> [Set problem] Each line containing the word "Goldreporter" should be found and copied.

> [Entries shown]
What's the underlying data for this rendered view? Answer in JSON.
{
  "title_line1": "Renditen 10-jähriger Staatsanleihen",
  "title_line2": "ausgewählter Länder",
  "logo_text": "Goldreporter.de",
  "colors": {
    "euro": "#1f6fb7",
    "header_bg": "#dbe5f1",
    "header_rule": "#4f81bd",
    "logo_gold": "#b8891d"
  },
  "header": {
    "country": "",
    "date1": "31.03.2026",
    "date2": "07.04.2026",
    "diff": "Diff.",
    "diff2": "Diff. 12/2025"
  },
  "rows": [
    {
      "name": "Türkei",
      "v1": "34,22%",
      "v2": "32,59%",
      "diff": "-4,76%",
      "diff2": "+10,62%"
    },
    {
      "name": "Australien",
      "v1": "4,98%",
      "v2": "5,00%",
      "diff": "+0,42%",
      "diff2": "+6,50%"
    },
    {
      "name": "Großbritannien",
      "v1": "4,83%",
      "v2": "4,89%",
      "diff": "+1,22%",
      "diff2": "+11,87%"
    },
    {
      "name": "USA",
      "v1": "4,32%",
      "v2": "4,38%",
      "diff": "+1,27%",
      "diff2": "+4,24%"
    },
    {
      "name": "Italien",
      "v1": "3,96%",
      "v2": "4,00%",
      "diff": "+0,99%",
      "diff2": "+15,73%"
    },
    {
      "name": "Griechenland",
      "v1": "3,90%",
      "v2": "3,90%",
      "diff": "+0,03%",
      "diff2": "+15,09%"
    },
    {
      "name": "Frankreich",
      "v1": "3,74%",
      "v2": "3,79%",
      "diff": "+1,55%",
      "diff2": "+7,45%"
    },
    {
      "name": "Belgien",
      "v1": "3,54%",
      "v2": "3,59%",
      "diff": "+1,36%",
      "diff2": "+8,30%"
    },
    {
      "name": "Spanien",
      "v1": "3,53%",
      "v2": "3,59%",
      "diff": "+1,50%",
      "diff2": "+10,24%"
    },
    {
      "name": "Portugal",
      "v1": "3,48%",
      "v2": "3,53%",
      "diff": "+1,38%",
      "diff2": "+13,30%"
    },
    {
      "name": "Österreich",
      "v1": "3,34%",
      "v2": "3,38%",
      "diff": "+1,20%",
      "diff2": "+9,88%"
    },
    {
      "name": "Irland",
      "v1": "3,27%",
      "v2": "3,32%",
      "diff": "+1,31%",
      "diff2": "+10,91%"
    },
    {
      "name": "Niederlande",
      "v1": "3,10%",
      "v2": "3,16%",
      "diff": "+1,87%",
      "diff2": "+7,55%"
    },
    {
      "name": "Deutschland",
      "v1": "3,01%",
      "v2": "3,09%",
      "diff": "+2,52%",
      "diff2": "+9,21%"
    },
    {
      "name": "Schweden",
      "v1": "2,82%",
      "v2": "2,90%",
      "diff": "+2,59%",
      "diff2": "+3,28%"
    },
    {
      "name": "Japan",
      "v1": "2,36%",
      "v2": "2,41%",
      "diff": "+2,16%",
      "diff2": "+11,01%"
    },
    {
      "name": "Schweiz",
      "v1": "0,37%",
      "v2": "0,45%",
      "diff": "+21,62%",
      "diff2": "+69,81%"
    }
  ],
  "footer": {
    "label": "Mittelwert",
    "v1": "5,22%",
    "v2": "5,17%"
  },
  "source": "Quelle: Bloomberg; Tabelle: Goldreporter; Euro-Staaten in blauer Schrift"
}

> [Task solution]
  "logo_text": "Goldreporter.de",
  "source": "Quelle: Bloomberg; Tabelle: Goldreporter; Euro-Staaten in blauer Schrift"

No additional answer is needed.